Gather all lines in the entries below that include the word "MAXI".

Dataset entries
_ _ _ _ _

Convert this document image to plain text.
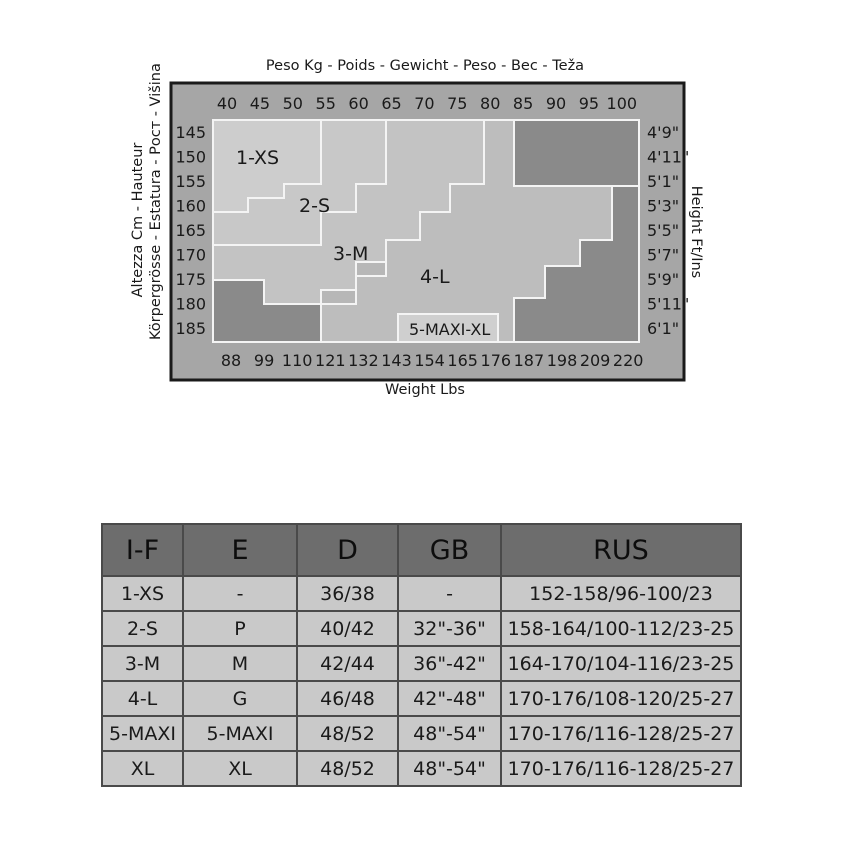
Peso Kg - Poids - Gewicht - Peso - Bec - Teža
1-XS
2-S
3-M
4-L
5-MAXI-XL
40 45 50 55 60 65 70 75 80 85 90 95 100
88 99 110 121 132 143 154 165 176 187 198 209 220
145
150
155
160
165
170
175
180
185
4'9"
4'11"
5'1"
5'3"
5'5"
5'7"
5'9"
5'11"
6'1"
Altezza Cm - Hauteur Körpergrösse - Estatura - Рост - Višina	Height Ft/Ins
Weight Lbs
I-F	E	D	GB	RUS
1-XS	-	36/38	-	152-158/96-100/23
2-S	P	40/42	32"-36"	158-164/100-112/23-25
3-M	M	42/44	36"-42"	164-170/104-116/23-25
4-L	G	46/48	42"-48"	170-176/108-120/25-27
5-MAXI	5-MAXI	48/52	48"-54"	170-176/116-128/25-27
XL	XL	48/52	48"-54"	170-176/116-128/25-27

_ _ _ _ _

■ Answer to this problem:
5-MAXI-XL
5-MAXI	5-MAXI	48/52	48"-54"	170-176/116-128/25-27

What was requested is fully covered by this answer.